--- start ---

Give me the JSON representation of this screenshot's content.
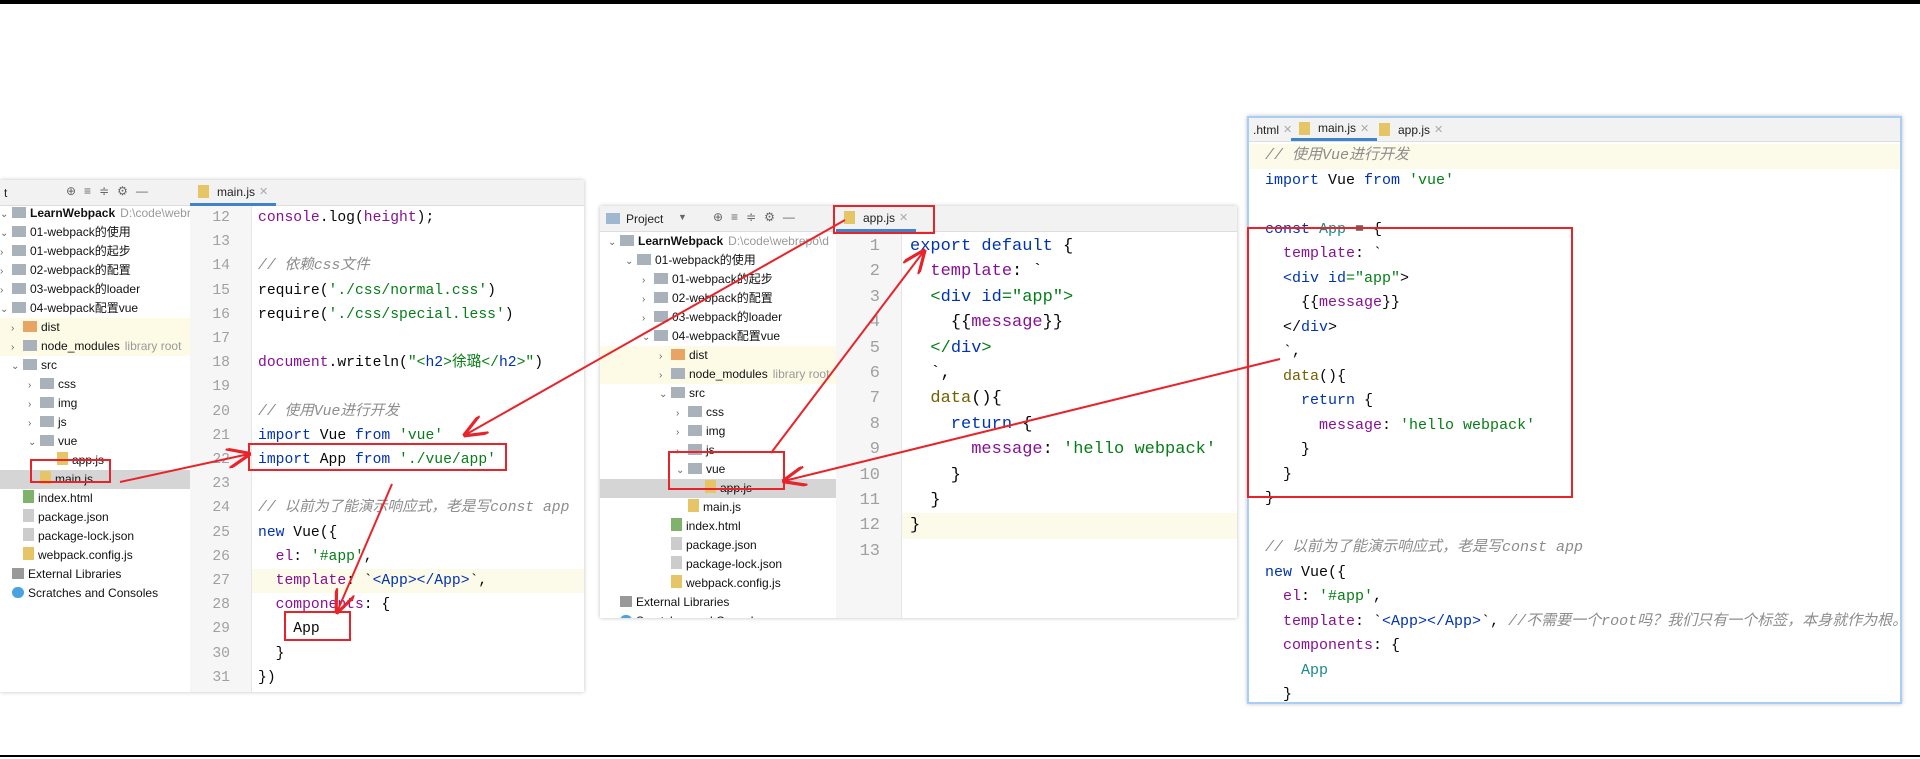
{
  "colors": {
    "annotation": "#e8232a",
    "keyword": "#0033b3",
    "string": "#067d17",
    "property": "#871094",
    "comment": "#8c8c8c"
  },
  "panel1": {
    "toolbar_label": "t",
    "tab": "main.js",
    "tree": [
      {
        "label": "LearnWebpack",
        "extra": "D:\\code\\webrepo\\d",
        "d": 0,
        "a": "v",
        "i": "folder",
        "bold": true
      },
      {
        "label": "01-webpack的使用",
        "d": 1,
        "a": "v",
        "i": "folder"
      },
      {
        "label": "01-webpack的起步",
        "d": 2,
        "a": ">",
        "i": "folder"
      },
      {
        "label": "02-webpack的配置",
        "d": 2,
        "a": ">",
        "i": "folder"
      },
      {
        "label": "03-webpack的loader",
        "d": 2,
        "a": ">",
        "i": "folder"
      },
      {
        "label": "04-webpack配置vue",
        "d": 2,
        "a": "v",
        "i": "folder"
      },
      {
        "label": "dist",
        "d": 3,
        "a": ">",
        "i": "orange",
        "hl": true
      },
      {
        "label": "node_modules",
        "extra": "library root",
        "d": 3,
        "a": ">",
        "i": "folder",
        "hl": true
      },
      {
        "label": "src",
        "d": 3,
        "a": "v",
        "i": "folder"
      },
      {
        "label": "css",
        "d": 4,
        "a": ">",
        "i": "folder"
      },
      {
        "label": "img",
        "d": 4,
        "a": ">",
        "i": "folder"
      },
      {
        "label": "js",
        "d": 4,
        "a": ">",
        "i": "folder"
      },
      {
        "label": "vue",
        "d": 4,
        "a": "v",
        "i": "folder"
      },
      {
        "label": "app.js",
        "d": 5,
        "a": "",
        "i": "js"
      },
      {
        "label": "main.js",
        "d": 4,
        "a": "",
        "i": "js",
        "sel": true
      },
      {
        "label": "index.html",
        "d": 3,
        "a": "",
        "i": "html"
      },
      {
        "label": "package.json",
        "d": 3,
        "a": "",
        "i": "json"
      },
      {
        "label": "package-lock.json",
        "d": 3,
        "a": "",
        "i": "json"
      },
      {
        "label": "webpack.config.js",
        "d": 3,
        "a": "",
        "i": "js"
      },
      {
        "label": "External Libraries",
        "d": 0,
        "a": "",
        "i": "lib"
      },
      {
        "label": "Scratches and Consoles",
        "d": 0,
        "a": "",
        "i": "scr"
      }
    ],
    "lines": [
      {
        "n": "12",
        "t": [
          [
            "console",
            "p"
          ],
          [
            ".log(",
            ""
          ],
          [
            "height",
            "p"
          ],
          [
            ");",
            ""
          ]
        ]
      },
      {
        "n": "13",
        "t": []
      },
      {
        "n": "14",
        "t": [
          [
            "// 依赖css文件",
            "c"
          ]
        ]
      },
      {
        "n": "15",
        "t": [
          [
            "require(",
            ""
          ],
          [
            "'./css/normal.css'",
            "s"
          ],
          [
            ")",
            ""
          ]
        ]
      },
      {
        "n": "16",
        "t": [
          [
            "require(",
            ""
          ],
          [
            "'./css/special.less'",
            "s"
          ],
          [
            ")",
            ""
          ]
        ]
      },
      {
        "n": "17",
        "t": []
      },
      {
        "n": "18",
        "t": [
          [
            "document",
            "p"
          ],
          [
            ".writeln(",
            ""
          ],
          [
            "\"<",
            "s"
          ],
          [
            "h2",
            "k"
          ],
          [
            ">徐璐</",
            "s"
          ],
          [
            "h2",
            "k"
          ],
          [
            ">\"",
            "s"
          ],
          [
            ")",
            ""
          ]
        ]
      },
      {
        "n": "19",
        "t": []
      },
      {
        "n": "20",
        "t": [
          [
            "// 使用Vue进行开发",
            "c"
          ]
        ]
      },
      {
        "n": "21",
        "t": [
          [
            "import ",
            "k"
          ],
          [
            "Vue ",
            ""
          ],
          [
            "from ",
            "k"
          ],
          [
            "'vue'",
            "s"
          ]
        ]
      },
      {
        "n": "22",
        "t": [
          [
            "import ",
            "k"
          ],
          [
            "App ",
            ""
          ],
          [
            "from ",
            "k"
          ],
          [
            "'./vue/app'",
            "s"
          ]
        ]
      },
      {
        "n": "23",
        "t": []
      },
      {
        "n": "24",
        "t": [
          [
            "// 以前为了能演示响应式，老是写const app",
            "c"
          ]
        ]
      },
      {
        "n": "25",
        "t": [
          [
            "new ",
            "k"
          ],
          [
            "Vue({",
            ""
          ]
        ]
      },
      {
        "n": "26",
        "t": [
          [
            "  el",
            "p"
          ],
          [
            ": ",
            ""
          ],
          [
            "'#app'",
            "s"
          ],
          [
            ",",
            ""
          ]
        ]
      },
      {
        "n": "27",
        "hl": true,
        "t": [
          [
            "  template",
            "p"
          ],
          [
            ": `",
            ""
          ],
          [
            "<App></App>",
            "k"
          ],
          [
            "`,",
            ""
          ]
        ]
      },
      {
        "n": "28",
        "t": [
          [
            "  components",
            "p"
          ],
          [
            ": {",
            ""
          ]
        ]
      },
      {
        "n": "29",
        "t": [
          [
            "    App",
            ""
          ]
        ]
      },
      {
        "n": "30",
        "t": [
          [
            "  }",
            ""
          ]
        ]
      },
      {
        "n": "31",
        "t": [
          [
            "})",
            ""
          ]
        ]
      }
    ]
  },
  "panel2": {
    "toolbar_label": "Project",
    "tab": "app.js",
    "tree": [
      {
        "label": "LearnWebpack",
        "extra": "D:\\code\\webrepo\\d",
        "d": 0,
        "a": "v",
        "i": "folder",
        "bold": true
      },
      {
        "label": "01-webpack的使用",
        "d": 1,
        "a": "v",
        "i": "folder"
      },
      {
        "label": "01-webpack的起步",
        "d": 2,
        "a": ">",
        "i": "folder"
      },
      {
        "label": "02-webpack的配置",
        "d": 2,
        "a": ">",
        "i": "folder"
      },
      {
        "label": "03-webpack的loader",
        "d": 2,
        "a": ">",
        "i": "folder"
      },
      {
        "label": "04-webpack配置vue",
        "d": 2,
        "a": "v",
        "i": "folder"
      },
      {
        "label": "dist",
        "d": 3,
        "a": ">",
        "i": "orange",
        "hl": true
      },
      {
        "label": "node_modules",
        "extra": "library root",
        "d": 3,
        "a": ">",
        "i": "folder",
        "hl": true
      },
      {
        "label": "src",
        "d": 3,
        "a": "v",
        "i": "folder"
      },
      {
        "label": "css",
        "d": 4,
        "a": ">",
        "i": "folder"
      },
      {
        "label": "img",
        "d": 4,
        "a": ">",
        "i": "folder"
      },
      {
        "label": "js",
        "d": 4,
        "a": ">",
        "i": "folder"
      },
      {
        "label": "vue",
        "d": 4,
        "a": "v",
        "i": "folder"
      },
      {
        "label": "app.js",
        "d": 5,
        "a": "",
        "i": "js",
        "sel": true
      },
      {
        "label": "main.js",
        "d": 4,
        "a": "",
        "i": "js"
      },
      {
        "label": "index.html",
        "d": 3,
        "a": "",
        "i": "html"
      },
      {
        "label": "package.json",
        "d": 3,
        "a": "",
        "i": "json"
      },
      {
        "label": "package-lock.json",
        "d": 3,
        "a": "",
        "i": "json"
      },
      {
        "label": "webpack.config.js",
        "d": 3,
        "a": "",
        "i": "js"
      },
      {
        "label": "External Libraries",
        "d": 0,
        "a": "",
        "i": "lib"
      },
      {
        "label": "Scratches and Consoles",
        "d": 0,
        "a": "",
        "i": "scr"
      }
    ],
    "lines": [
      {
        "n": "1",
        "t": [
          [
            "export default ",
            "k"
          ],
          [
            "{",
            ""
          ]
        ]
      },
      {
        "n": "2",
        "t": [
          [
            "  template",
            "p"
          ],
          [
            ": `",
            ""
          ]
        ]
      },
      {
        "n": "3",
        "t": [
          [
            "  <",
            "s"
          ],
          [
            "div ",
            "k"
          ],
          [
            "id",
            "k"
          ],
          [
            "=\"app\">",
            "s"
          ]
        ]
      },
      {
        "n": "4",
        "t": [
          [
            "    {{",
            ""
          ],
          [
            "message",
            "p"
          ],
          [
            "}}",
            ""
          ]
        ]
      },
      {
        "n": "5",
        "t": [
          [
            "  </",
            "s"
          ],
          [
            "div",
            "k"
          ],
          [
            ">",
            "s"
          ]
        ]
      },
      {
        "n": "6",
        "t": [
          [
            "  `,",
            ""
          ]
        ]
      },
      {
        "n": "7",
        "t": [
          [
            "  data",
            "d"
          ],
          [
            "(){",
            ""
          ]
        ]
      },
      {
        "n": "8",
        "t": [
          [
            "    return ",
            "k"
          ],
          [
            "{",
            ""
          ]
        ]
      },
      {
        "n": "9",
        "t": [
          [
            "      message",
            "p"
          ],
          [
            ": ",
            ""
          ],
          [
            "'hello webpack'",
            "s"
          ]
        ]
      },
      {
        "n": "10",
        "t": [
          [
            "    }",
            ""
          ]
        ]
      },
      {
        "n": "11",
        "t": [
          [
            "  }",
            ""
          ]
        ]
      },
      {
        "n": "12",
        "hl": true,
        "t": [
          [
            "}",
            ""
          ]
        ]
      },
      {
        "n": "13",
        "t": []
      }
    ]
  },
  "panel3": {
    "tabs": [
      {
        "label": ".html"
      },
      {
        "label": "main.js",
        "active": true
      },
      {
        "label": "app.js"
      }
    ],
    "lines": [
      {
        "hl": true,
        "t": [
          [
            "// 使用Vue进行开发",
            "c"
          ]
        ]
      },
      {
        "t": [
          [
            "import ",
            "k"
          ],
          [
            "Vue ",
            ""
          ],
          [
            "from ",
            "k"
          ],
          [
            "'vue'",
            "s"
          ]
        ]
      },
      {
        "t": []
      },
      {
        "t": [
          [
            "const ",
            "k"
          ],
          [
            "App",
            "a"
          ],
          [
            " = {",
            ""
          ]
        ]
      },
      {
        "t": [
          [
            "  template",
            "p"
          ],
          [
            ": `",
            ""
          ]
        ]
      },
      {
        "t": [
          [
            "  <div ",
            "k"
          ],
          [
            "id",
            "k"
          ],
          [
            "=\"app\"",
            "s"
          ],
          [
            ">",
            ""
          ]
        ]
      },
      {
        "t": [
          [
            "    {{",
            ""
          ],
          [
            "message",
            "p"
          ],
          [
            "}}",
            ""
          ]
        ]
      },
      {
        "t": [
          [
            "  </",
            ""
          ],
          [
            "div",
            "k"
          ],
          [
            ">",
            ""
          ]
        ]
      },
      {
        "t": [
          [
            "  `,",
            ""
          ]
        ]
      },
      {
        "t": [
          [
            "  data",
            "d"
          ],
          [
            "(){",
            ""
          ]
        ]
      },
      {
        "t": [
          [
            "    return ",
            "k"
          ],
          [
            "{",
            ""
          ]
        ]
      },
      {
        "t": [
          [
            "      message",
            "p"
          ],
          [
            ": ",
            ""
          ],
          [
            "'hello webpack'",
            "s"
          ]
        ]
      },
      {
        "t": [
          [
            "    }",
            ""
          ]
        ]
      },
      {
        "t": [
          [
            "  }",
            ""
          ]
        ]
      },
      {
        "t": [
          [
            "}",
            ""
          ]
        ]
      },
      {
        "t": []
      },
      {
        "t": [
          [
            "// 以前为了能演示响应式，老是写const app",
            "c"
          ]
        ]
      },
      {
        "t": [
          [
            "new ",
            "k"
          ],
          [
            "Vue({",
            ""
          ]
        ]
      },
      {
        "t": [
          [
            "  el",
            "p"
          ],
          [
            ": ",
            ""
          ],
          [
            "'#app'",
            "s"
          ],
          [
            ",",
            ""
          ]
        ]
      },
      {
        "t": [
          [
            "  template",
            "p"
          ],
          [
            ": `",
            ""
          ],
          [
            "<App></App>",
            "k"
          ],
          [
            "`, ",
            ""
          ],
          [
            "//不需要一个root吗？我们只有一个标签，本身就作为根。",
            "c"
          ]
        ]
      },
      {
        "t": [
          [
            "  components",
            "p"
          ],
          [
            ": {",
            ""
          ]
        ]
      },
      {
        "t": [
          [
            "    App",
            "a"
          ]
        ]
      },
      {
        "t": [
          [
            "  }",
            ""
          ]
        ]
      },
      {
        "t": [
          [
            "})",
            ""
          ]
        ]
      }
    ]
  }
}
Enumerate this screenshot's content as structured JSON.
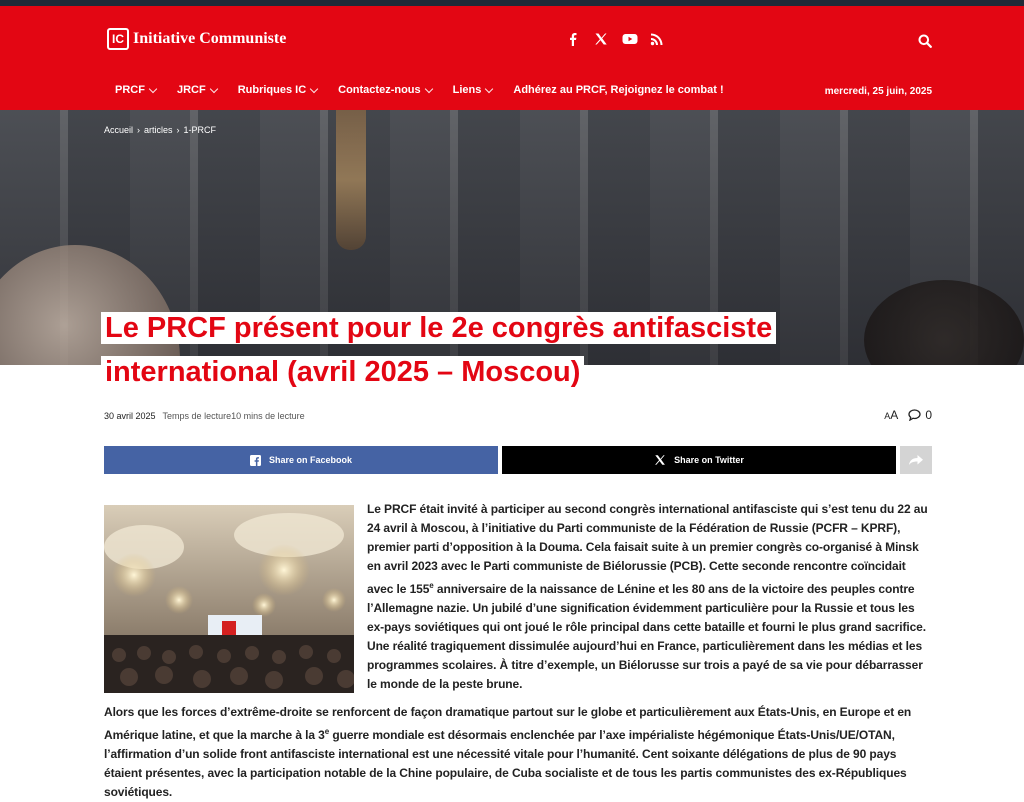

--- end ---

Which lines hold the word "screenshot"? Copy all of them.

Solution for this task:
Give me the JSON representation of this screenshot's content.
Enumerate this screenshot's content as structured JSON.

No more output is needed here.